THE REQUEST:
Reproduce word for word the lines of the listing, from the line with "calendar-day [559, 437, 667, 519]" up to and including the line with "calendar-week-4: 20 Sunrise: 7:08".
## Begin RECORDS PROVIDED
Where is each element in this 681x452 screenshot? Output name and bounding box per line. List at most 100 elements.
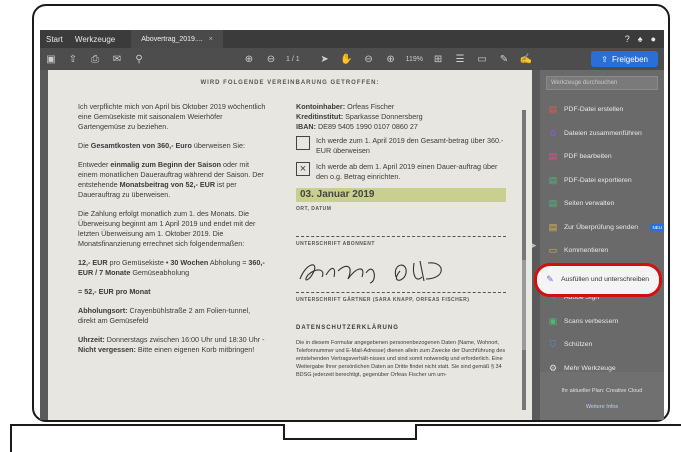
tools-list: ▤ PDF-Datei erstellen ⧉ Dateien zusammenfüh… <box>540 98 664 380</box>
highlighted-tool-fill-sign[interactable]: ✎ Ausfüllen und unterschreiben <box>534 263 662 297</box>
tool-fill-and-sign[interactable]: ✎ Ausfüllen und unterschreiben <box>537 266 659 293</box>
close-tab-icon[interactable]: × <box>209 36 213 43</box>
tools-search-input[interactable]: Werkzeuge durchsuchen <box>546 76 658 90</box>
tool-item-label: Scans verbessern <box>564 317 619 325</box>
left-column: Ich verpflichte mich von April bis Oktob… <box>78 102 268 364</box>
bank-name: Kreditinstitut: Sparkasse Donnersberg <box>296 112 423 121</box>
hand-tool-icon[interactable]: ✋ <box>340 52 354 66</box>
tool-fill-and-sign-label: Ausfüllen und unterschreiben <box>561 276 650 283</box>
print-icon[interactable]: ⎙ <box>88 52 102 66</box>
share-button-label: Freigeben <box>611 54 648 64</box>
tool-item-6[interactable]: ▭ Kommentieren <box>540 239 664 263</box>
document-tab[interactable]: Abovertrag_2019.... × <box>131 30 223 48</box>
option-one-time-label: Ich werde zum 1. April 2019 den Gesamt-b… <box>316 136 504 155</box>
help-icon[interactable]: ? <box>625 34 630 44</box>
search-icon[interactable]: ⚲ <box>132 52 146 66</box>
document-area[interactable]: WIRD FOLGENDE VEREINBARUNG GETROFFEN: Ic… <box>40 70 540 420</box>
screen: Start Werkzeuge Abovertrag_2019.... × ? … <box>40 30 664 420</box>
pages-icon: ▤ <box>548 198 558 209</box>
scan-icon: ▣ <box>548 315 558 326</box>
scroll-mode-icon[interactable]: ☰ <box>453 52 467 66</box>
tool-item-9[interactable]: ▣ Scans verbessern <box>540 310 664 334</box>
page-up-icon[interactable]: ⊕ <box>242 52 256 66</box>
upload-icon[interactable]: ⇧ <box>66 52 80 66</box>
zoom-in-icon[interactable]: ⊕ <box>384 52 398 66</box>
tool-item-label: Schützen <box>564 341 593 349</box>
paragraph-pickup-location: Abholungsort: Crayenbühlstraße 2 am Foli… <box>78 306 251 325</box>
iban: IBAN: DE89 5405 1990 0107 0860 27 <box>296 122 418 131</box>
sign-tool-icon[interactable]: ✍ <box>519 52 533 66</box>
fill-sign-icon: ✎ <box>546 274 554 284</box>
zoom-out-icon[interactable]: ⊖ <box>362 52 376 66</box>
tool-item-4[interactable]: ▤ Seiten verwalten <box>540 192 664 216</box>
pen-tool-icon[interactable]: ✎ <box>497 52 511 66</box>
tool-item-5[interactable]: ▤ Zur Überprüfung senden NEU <box>540 216 664 240</box>
bell-icon[interactable]: ♠ <box>638 34 643 44</box>
privacy-text: Die in diesem Formular angegebenen perso… <box>296 340 506 378</box>
protect-icon: ⛉ <box>549 339 557 350</box>
select-cursor-icon[interactable]: ➤ <box>318 52 332 66</box>
pdf-page: WIRD FOLGENDE VEREINBARUNG GETROFFEN: Ic… <box>48 70 532 420</box>
date-field[interactable]: 03. Januar 2019 <box>296 188 506 202</box>
tool-item-label: Dateien zusammenführen <box>564 129 642 137</box>
fit-page-icon[interactable]: ⊞ <box>431 52 445 66</box>
tool-item-label: Seiten verwalten <box>564 200 615 208</box>
tool-item-label: Kommentieren <box>564 247 609 255</box>
signature-subscriber-caption: UNTERSCHRIFT ABONNENT <box>296 236 506 249</box>
paragraph-payment-schedule: Die Zahlung erfolgt monatlich zum 1. des… <box>78 209 256 248</box>
collapse-panel-arrow-icon[interactable]: ▸ <box>532 240 537 251</box>
document-tab-label: Abovertrag_2019.... <box>141 35 203 43</box>
mail-icon[interactable]: ✉ <box>110 52 124 66</box>
combine-icon: ⧉ <box>549 127 557 138</box>
menu-bar: Start Werkzeuge Abovertrag_2019.... × ? … <box>40 30 664 48</box>
share-button[interactable]: ⇪ Freigeben <box>591 51 658 67</box>
account-icon[interactable]: ● <box>651 34 656 44</box>
laptop-notch <box>283 424 417 440</box>
tools-pane: Werkzeuge durchsuchen ▤ PDF-Datei erstell… <box>540 70 664 420</box>
checkbox-standing-order[interactable]: × <box>296 162 310 176</box>
page-heading: WIRD FOLGENDE VEREINBARUNG GETROFFEN: <box>200 80 380 86</box>
paragraph-calculation: 12,- EUR pro Gemüsekiste • 30 Wochen Abh… <box>78 258 265 277</box>
page-down-icon[interactable]: ⊖ <box>264 52 278 66</box>
option-standing-order-label: Ich werde ab dem 1. April 2019 einen Dau… <box>316 162 498 181</box>
review-icon: ▤ <box>548 221 558 232</box>
tool-item-1[interactable]: ⧉ Dateien zusammenführen <box>540 122 664 146</box>
share-icon: ⇪ <box>601 54 608 64</box>
plan-text: Ihr aktueller Plan: Creative Cloud <box>561 388 643 394</box>
handwritten-signature <box>299 260 442 284</box>
tool-item-label: PDF-Datei erstellen <box>564 106 624 114</box>
date-caption: ORT, DATUM <box>296 206 332 212</box>
tool-item-label: Zur Überprüfung senden <box>564 223 639 231</box>
scrollbar-thumb[interactable] <box>522 260 526 350</box>
paragraph-payment-options: Entweder einmalig zum Beginn der Saison … <box>78 160 264 199</box>
edit-pdf-icon: ▤ <box>548 151 558 162</box>
paragraph-pickup-time: Uhrzeit: Donnerstags zwischen 16:00 Uhr … <box>78 335 265 354</box>
account-holder: Kontoinhaber: Orfeas Fischer <box>296 102 395 111</box>
menu-werkzeuge[interactable]: Werkzeuge <box>69 35 121 44</box>
paragraph-subscription: Ich verpflichte mich von April bis Oktob… <box>78 102 266 131</box>
toolbar: ▣ ⇧ ⎙ ✉ ⚲ ⊕ ⊖ 1 / 1 ➤ ✋ ⊖ ⊕ 119% ⊞ ☰ ▭ ✎… <box>40 48 664 70</box>
zoom-level[interactable]: 119% <box>406 56 423 63</box>
more-info-link[interactable]: Weitere Infos <box>540 404 664 410</box>
save-icon[interactable]: ▣ <box>44 52 58 66</box>
paragraph-total-cost: Die Gesamtkosten von 360,- Euro überweis… <box>78 141 245 150</box>
tool-item-label: Mehr Werkzeuge <box>564 364 616 372</box>
option-standing-order: × Ich werde ab dem 1. April 2019 einen D… <box>296 162 506 182</box>
tool-item-0[interactable]: ▤ PDF-Datei erstellen <box>540 98 664 122</box>
scrollbar[interactable] <box>522 110 526 410</box>
tool-item-label: PDF-Datei exportieren <box>564 176 632 184</box>
comment-tool-icon[interactable]: ▭ <box>475 52 489 66</box>
tool-item-label: PDF bearbeiten <box>564 153 612 161</box>
tool-item-2[interactable]: ▤ PDF bearbeiten <box>540 145 664 169</box>
page-indicator[interactable]: 1 / 1 <box>286 56 300 63</box>
comment-icon: ▭ <box>548 245 558 256</box>
pdf-create-icon: ▤ <box>548 104 558 115</box>
tool-item-10[interactable]: ⛉ Schützen <box>540 333 664 357</box>
privacy-heading: DATENSCHUTZERKLÄRUNG <box>296 325 399 331</box>
tools-footer: Ihr aktueller Plan: Creative Cloud Weite… <box>540 372 664 420</box>
right-column: Kontoinhaber: Orfeas Fischer Kreditinsti… <box>296 102 506 379</box>
checkbox-one-time[interactable] <box>296 136 310 150</box>
menu-start[interactable]: Start <box>40 35 69 44</box>
tool-item-3[interactable]: ▤ PDF-Datei exportieren <box>540 169 664 193</box>
option-one-time: Ich werde zum 1. April 2019 den Gesamt-b… <box>296 136 506 156</box>
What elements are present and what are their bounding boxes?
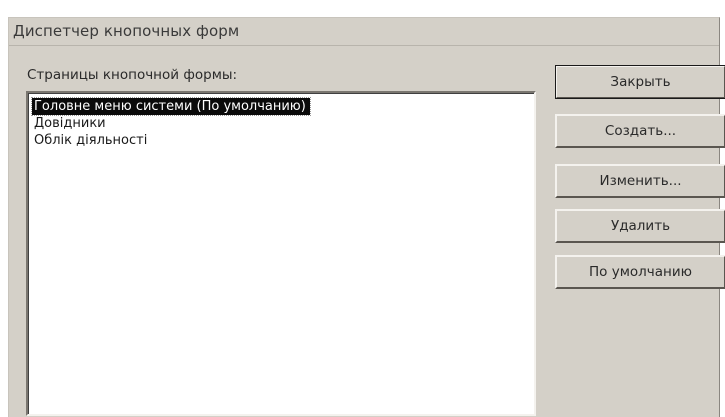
pages-listbox[interactable]: Головне меню системи (По умолчанию) Дові… (26, 91, 536, 416)
pages-listbox-inner: Головне меню системи (По умолчанию) Дові… (28, 93, 534, 414)
pages-list-label: Страницы кнопочной формы: (27, 67, 238, 83)
dialog-title: Диспетчер кнопочных форм (13, 22, 240, 40)
set-default-button[interactable]: По умолчанию (555, 255, 725, 289)
list-item-main-menu[interactable]: Головне меню системи (По умолчанию) (31, 97, 311, 116)
list-item-activity-accounting[interactable]: Облік діяльності (32, 132, 151, 149)
list-item-directories[interactable]: Довідники (32, 115, 110, 132)
dialog-titlebar[interactable]: Диспетчер кнопочных форм (9, 18, 719, 46)
delete-button[interactable]: Удалить (555, 209, 725, 243)
switchboard-manager-dialog: Диспетчер кнопочных форм Страницы кнопоч… (8, 17, 725, 417)
close-button[interactable]: Закрыть (555, 65, 725, 99)
edit-button[interactable]: Изменить... (555, 164, 725, 198)
create-button[interactable]: Создать... (555, 114, 725, 148)
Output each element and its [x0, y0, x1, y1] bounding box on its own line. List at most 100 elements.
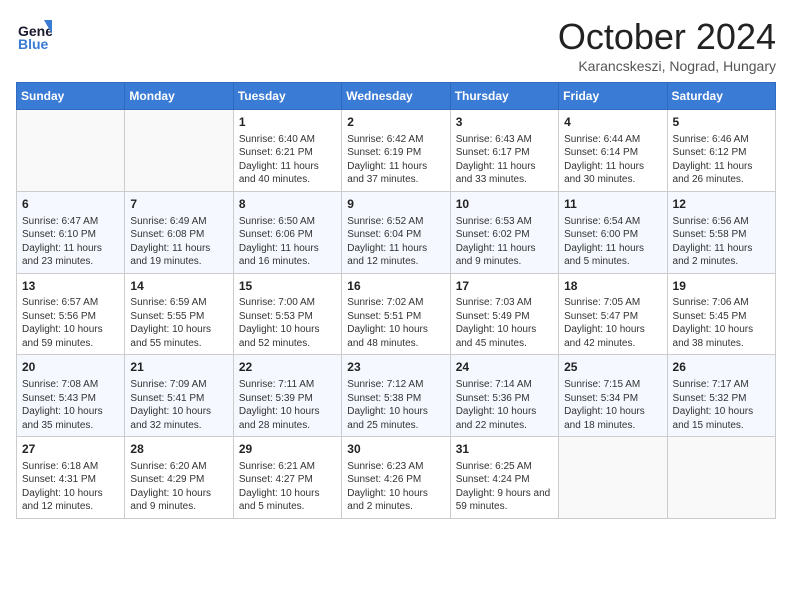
calendar-day [559, 437, 667, 519]
calendar-day: 1 Sunrise: 6:40 AM Sunset: 6:21 PM Daylig… [233, 110, 341, 192]
calendar-day: 3Sunrise: 6:43 AM Sunset: 6:17 PM Daylig… [450, 110, 558, 192]
day-info: Sunrise: 6:43 AM Sunset: 6:17 PM Dayligh… [456, 133, 553, 187]
calendar-day: 31 Sunrise: 6:25 AM Sunset: 4:24 PM Dayli… [450, 437, 558, 519]
day-header-thursday: Thursday [450, 83, 558, 110]
calendar-week-3: 13Sunrise: 6:57 AM Sunset: 5:56 PM Dayli… [17, 273, 776, 355]
day-number: 30 [347, 441, 444, 458]
day-number: 22 [239, 359, 336, 376]
calendar-day: 14Sunrise: 6:59 AM Sunset: 5:55 PM Dayli… [125, 273, 233, 355]
calendar-week-4: 20 Sunrise: 7:08 AM Sunset: 5:43 PM Dayli… [17, 355, 776, 437]
day-header-wednesday: Wednesday [342, 83, 450, 110]
location-subtitle: Karancskeszi, Nograd, Hungary [558, 58, 776, 74]
day-info: Sunrise: 7:09 AM Sunset: 5:41 PM Dayligh… [130, 378, 227, 432]
calendar-day: 5 Sunrise: 6:46 AM Sunset: 6:12 PM Daylig… [667, 110, 775, 192]
month-title: October 2024 [558, 16, 776, 58]
day-info: Sunrise: 6:49 AM Sunset: 6:08 PM Dayligh… [130, 215, 227, 269]
calendar-week-5: 27 Sunrise: 6:18 AM Sunset: 4:31 PM Dayli… [17, 437, 776, 519]
day-info: Sunrise: 6:57 AM Sunset: 5:56 PM Dayligh… [22, 296, 119, 350]
calendar-day: 20 Sunrise: 7:08 AM Sunset: 5:43 PM Dayli… [17, 355, 125, 437]
day-info: Sunrise: 6:40 AM Sunset: 6:21 PM Dayligh… [239, 133, 336, 187]
day-number: 20 [22, 359, 119, 376]
day-info: Sunrise: 6:21 AM Sunset: 4:27 PM Dayligh… [239, 460, 336, 514]
day-info: Sunrise: 7:08 AM Sunset: 5:43 PM Dayligh… [22, 378, 119, 432]
day-info: Sunrise: 6:53 AM Sunset: 6:02 PM Dayligh… [456, 215, 553, 269]
calendar-day: 25Sunrise: 7:15 AM Sunset: 5:34 PM Dayli… [559, 355, 667, 437]
calendar-day: 26 Sunrise: 7:17 AM Sunset: 5:32 PM Dayli… [667, 355, 775, 437]
calendar-week-2: 6Sunrise: 6:47 AM Sunset: 6:10 PM Daylig… [17, 191, 776, 273]
calendar-day: 6Sunrise: 6:47 AM Sunset: 6:10 PM Daylig… [17, 191, 125, 273]
day-info: Sunrise: 6:46 AM Sunset: 6:12 PM Dayligh… [673, 133, 770, 187]
day-info: Sunrise: 7:11 AM Sunset: 5:39 PM Dayligh… [239, 378, 336, 432]
calendar-day: 18Sunrise: 7:05 AM Sunset: 5:47 PM Dayli… [559, 273, 667, 355]
day-header-saturday: Saturday [667, 83, 775, 110]
day-number: 11 [564, 196, 661, 213]
calendar-day: 15Sunrise: 7:00 AM Sunset: 5:53 PM Dayli… [233, 273, 341, 355]
title-section: October 2024 Karancskeszi, Nograd, Hunga… [558, 16, 776, 74]
day-number: 21 [130, 359, 227, 376]
day-number: 31 [456, 441, 553, 458]
day-header-monday: Monday [125, 83, 233, 110]
day-header-sunday: Sunday [17, 83, 125, 110]
calendar-day: 17Sunrise: 7:03 AM Sunset: 5:49 PM Dayli… [450, 273, 558, 355]
calendar-day: 8 Sunrise: 6:50 AM Sunset: 6:06 PM Daylig… [233, 191, 341, 273]
day-info: Sunrise: 6:54 AM Sunset: 6:00 PM Dayligh… [564, 215, 661, 269]
calendar-week-1: 1 Sunrise: 6:40 AM Sunset: 6:21 PM Daylig… [17, 110, 776, 192]
day-info: Sunrise: 6:20 AM Sunset: 4:29 PM Dayligh… [130, 460, 227, 514]
day-number: 8 [239, 196, 336, 213]
calendar-table: SundayMondayTuesdayWednesdayThursdayFrid… [16, 82, 776, 519]
day-info: Sunrise: 6:42 AM Sunset: 6:19 PM Dayligh… [347, 133, 444, 187]
day-info: Sunrise: 6:50 AM Sunset: 6:06 PM Dayligh… [239, 215, 336, 269]
calendar-day: 23 Sunrise: 7:12 AM Sunset: 5:38 PM Dayli… [342, 355, 450, 437]
calendar-header-row: SundayMondayTuesdayWednesdayThursdayFrid… [17, 83, 776, 110]
day-number: 7 [130, 196, 227, 213]
day-number: 4 [564, 114, 661, 131]
day-number: 27 [22, 441, 119, 458]
calendar-day: 7 Sunrise: 6:49 AM Sunset: 6:08 PM Daylig… [125, 191, 233, 273]
day-info: Sunrise: 6:59 AM Sunset: 5:55 PM Dayligh… [130, 296, 227, 350]
day-info: Sunrise: 7:06 AM Sunset: 5:45 PM Dayligh… [673, 296, 770, 350]
calendar-day: 2 Sunrise: 6:42 AM Sunset: 6:19 PM Daylig… [342, 110, 450, 192]
calendar-day: 28 Sunrise: 6:20 AM Sunset: 4:29 PM Dayli… [125, 437, 233, 519]
calendar-day: 4Sunrise: 6:44 AM Sunset: 6:14 PM Daylig… [559, 110, 667, 192]
day-info: Sunrise: 7:00 AM Sunset: 5:53 PM Dayligh… [239, 296, 336, 350]
calendar-day: 16Sunrise: 7:02 AM Sunset: 5:51 PM Dayli… [342, 273, 450, 355]
day-info: Sunrise: 7:02 AM Sunset: 5:51 PM Dayligh… [347, 296, 444, 350]
logo-icon: General Blue [16, 16, 52, 52]
calendar-day: 9Sunrise: 6:52 AM Sunset: 6:04 PM Daylig… [342, 191, 450, 273]
day-number: 5 [673, 114, 770, 131]
day-number: 12 [673, 196, 770, 213]
day-number: 15 [239, 278, 336, 295]
calendar-day: 21 Sunrise: 7:09 AM Sunset: 5:41 PM Dayli… [125, 355, 233, 437]
day-number: 23 [347, 359, 444, 376]
page-header: General Blue October 2024 Karancskeszi, … [16, 16, 776, 74]
day-number: 28 [130, 441, 227, 458]
day-number: 16 [347, 278, 444, 295]
day-info: Sunrise: 6:25 AM Sunset: 4:24 PM Dayligh… [456, 460, 553, 514]
calendar-day: 22 Sunrise: 7:11 AM Sunset: 5:39 PM Dayli… [233, 355, 341, 437]
calendar-day [125, 110, 233, 192]
day-number: 1 [239, 114, 336, 131]
day-number: 10 [456, 196, 553, 213]
calendar-day: 11 Sunrise: 6:54 AM Sunset: 6:00 PM Dayli… [559, 191, 667, 273]
day-number: 18 [564, 278, 661, 295]
day-number: 26 [673, 359, 770, 376]
calendar-day: 12Sunrise: 6:56 AM Sunset: 5:58 PM Dayli… [667, 191, 775, 273]
day-number: 24 [456, 359, 553, 376]
day-info: Sunrise: 6:18 AM Sunset: 4:31 PM Dayligh… [22, 460, 119, 514]
calendar-day: 10 Sunrise: 6:53 AM Sunset: 6:02 PM Dayli… [450, 191, 558, 273]
day-number: 19 [673, 278, 770, 295]
day-number: 13 [22, 278, 119, 295]
calendar-day: 19Sunrise: 7:06 AM Sunset: 5:45 PM Dayli… [667, 273, 775, 355]
day-info: Sunrise: 7:03 AM Sunset: 5:49 PM Dayligh… [456, 296, 553, 350]
logo: General Blue [16, 16, 52, 52]
calendar-day [17, 110, 125, 192]
day-info: Sunrise: 7:12 AM Sunset: 5:38 PM Dayligh… [347, 378, 444, 432]
day-info: Sunrise: 7:17 AM Sunset: 5:32 PM Dayligh… [673, 378, 770, 432]
calendar-day: 27 Sunrise: 6:18 AM Sunset: 4:31 PM Dayli… [17, 437, 125, 519]
day-info: Sunrise: 7:14 AM Sunset: 5:36 PM Dayligh… [456, 378, 553, 432]
calendar-day [667, 437, 775, 519]
day-number: 29 [239, 441, 336, 458]
day-header-tuesday: Tuesday [233, 83, 341, 110]
day-info: Sunrise: 6:47 AM Sunset: 6:10 PM Dayligh… [22, 215, 119, 269]
day-number: 2 [347, 114, 444, 131]
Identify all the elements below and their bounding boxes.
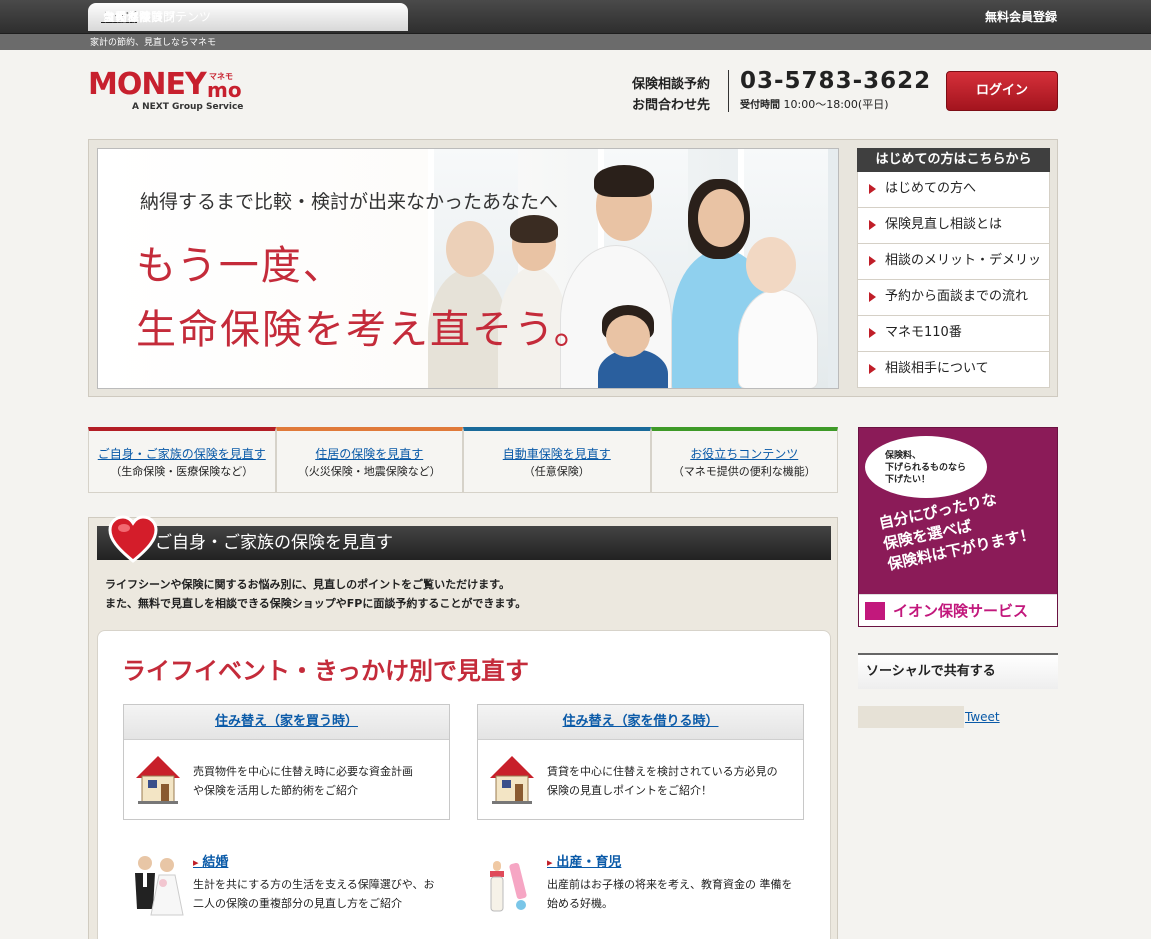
## End RECORDS PROVIDED
FULL ANSWER:
calendar-day [559, 437, 667, 519]
calendar-day: 1 Sunrise: 6:40 AM Sunset: 6:21 PM Daylig… [233, 110, 341, 192]
calendar-day: 3Sunrise: 6:43 AM Sunset: 6:17 PM Daylig… [450, 110, 558, 192]
day-info: Sunrise: 6:43 AM Sunset: 6:17 PM Dayligh… [456, 133, 553, 187]
calendar-day: 31 Sunrise: 6:25 AM Sunset: 4:24 PM Dayli… [450, 437, 558, 519]
day-header-thursday: Thursday [450, 83, 558, 110]
calendar-week-3: 13Sunrise: 6:57 AM Sunset: 5:56 PM Dayli… [17, 273, 776, 355]
day-number: 30 [347, 441, 444, 458]
day-number: 22 [239, 359, 336, 376]
calendar-day: 14Sunrise: 6:59 AM Sunset: 5:55 PM Dayli… [125, 273, 233, 355]
calendar-week-4: 20 Sunrise: 7:08 AM Sunset: 5:43 PM Dayli… [17, 355, 776, 437]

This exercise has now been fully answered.